Keep the wording of each record exactly the same when you repeat it, and leave out pictures.

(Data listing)
---+---

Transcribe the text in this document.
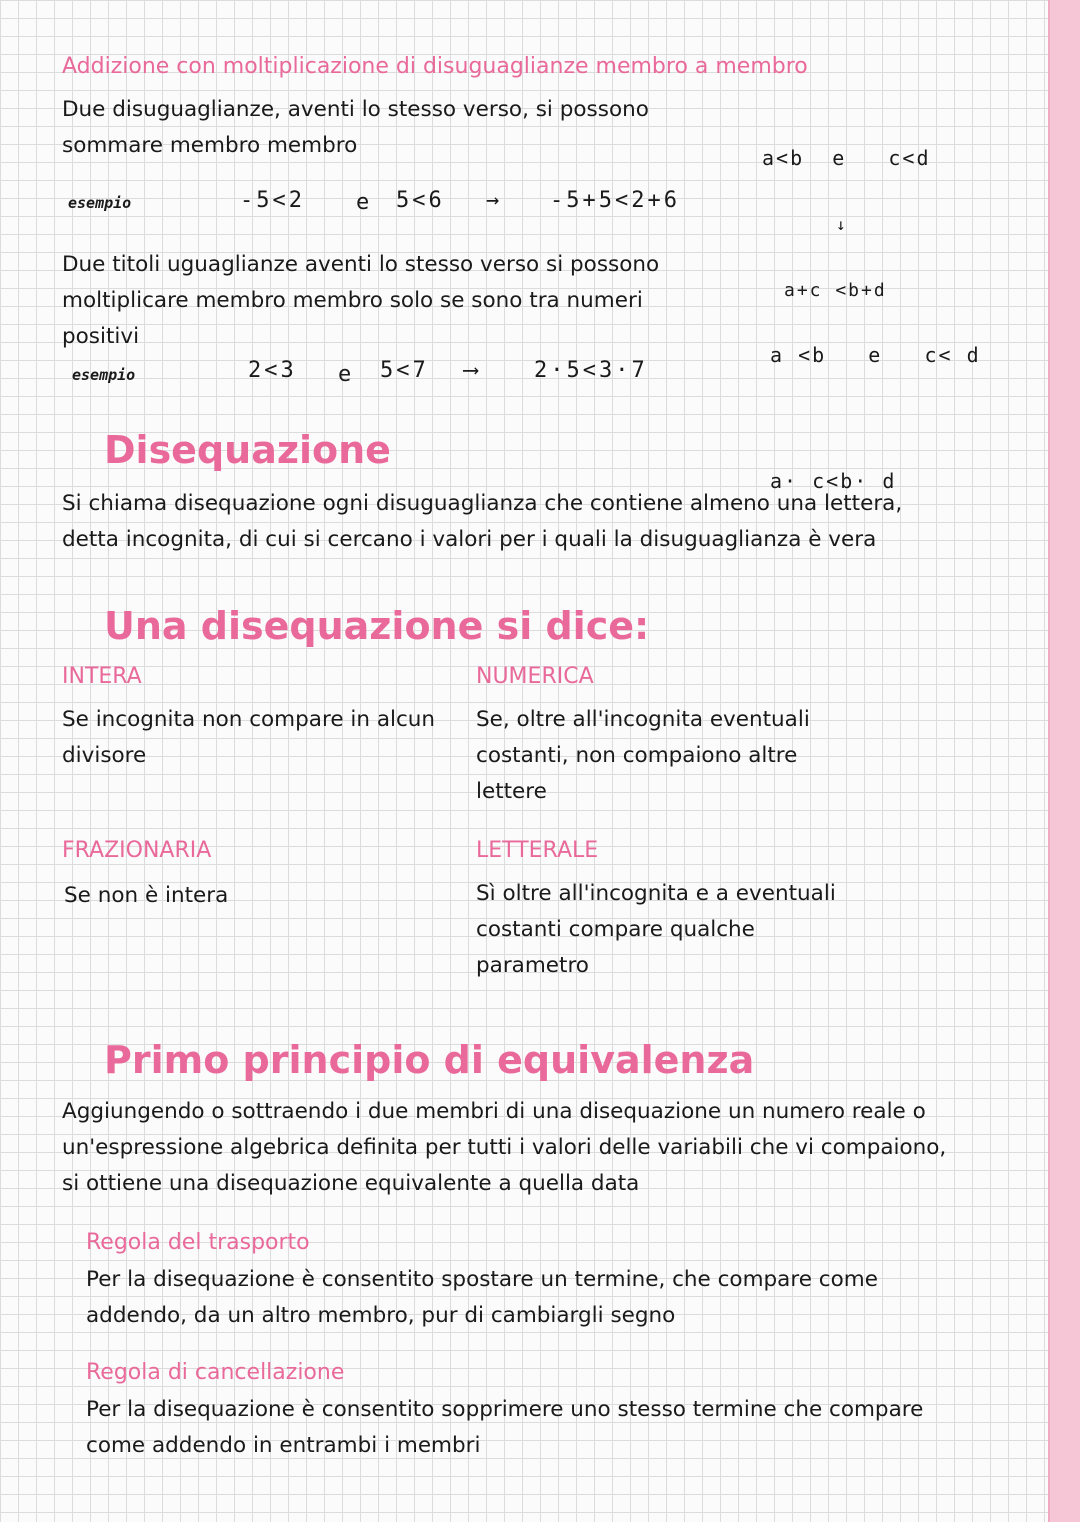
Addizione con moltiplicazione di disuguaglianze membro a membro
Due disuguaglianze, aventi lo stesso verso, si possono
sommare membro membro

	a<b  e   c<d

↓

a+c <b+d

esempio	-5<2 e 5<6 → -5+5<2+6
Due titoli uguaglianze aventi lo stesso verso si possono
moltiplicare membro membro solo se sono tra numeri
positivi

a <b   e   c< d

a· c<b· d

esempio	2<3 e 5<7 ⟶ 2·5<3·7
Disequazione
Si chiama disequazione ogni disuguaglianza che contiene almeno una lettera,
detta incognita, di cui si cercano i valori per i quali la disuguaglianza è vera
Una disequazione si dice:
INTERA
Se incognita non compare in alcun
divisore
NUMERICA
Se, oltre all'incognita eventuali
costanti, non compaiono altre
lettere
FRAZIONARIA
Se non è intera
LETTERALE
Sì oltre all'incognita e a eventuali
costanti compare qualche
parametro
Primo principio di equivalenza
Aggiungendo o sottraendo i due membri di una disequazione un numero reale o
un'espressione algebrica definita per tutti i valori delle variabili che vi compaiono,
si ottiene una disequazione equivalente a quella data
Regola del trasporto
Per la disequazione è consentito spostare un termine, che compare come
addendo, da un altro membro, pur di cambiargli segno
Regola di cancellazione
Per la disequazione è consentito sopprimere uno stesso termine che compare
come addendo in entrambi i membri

---+---

## [EXPECTED ANSWER]
Transcribe the text in this document.
Addizione con moltiplicazione di disuguaglianze membro a membro
Due disuguaglianze, aventi lo stesso verso, si possono
sommare membro membro

	a<b  e   c<d

↓

a+c <b+d

esempio	-5<2 e 5<6 → -5+5<2+6
Due titoli uguaglianze aventi lo stesso verso si possono
moltiplicare membro membro solo se sono tra numeri
positivi

a <b   e   c< d

a· c<b· d

esempio	2<3 e 5<7 ⟶ 2·5<3·7
Disequazione
Si chiama disequazione ogni disuguaglianza che contiene almeno una lettera,
detta incognita, di cui si cercano i valori per i quali la disuguaglianza è vera
Una disequazione si dice:
INTERA
Se incognita non compare in alcun
divisore
NUMERICA
Se, oltre all'incognita eventuali
costanti, non compaiono altre
lettere
FRAZIONARIA
Se non è intera
LETTERALE
Sì oltre all'incognita e a eventuali
costanti compare qualche
parametro
Primo principio di equivalenza
Aggiungendo o sottraendo i due membri di una disequazione un numero reale o
un'espressione algebrica definita per tutti i valori delle variabili che vi compaiono,
si ottiene una disequazione equivalente a quella data
Regola del trasporto
Per la disequazione è consentito spostare un termine, che compare come
addendo, da un altro membro, pur di cambiargli segno
Regola di cancellazione
Per la disequazione è consentito sopprimere uno stesso termine che compare
come addendo in entrambi i membri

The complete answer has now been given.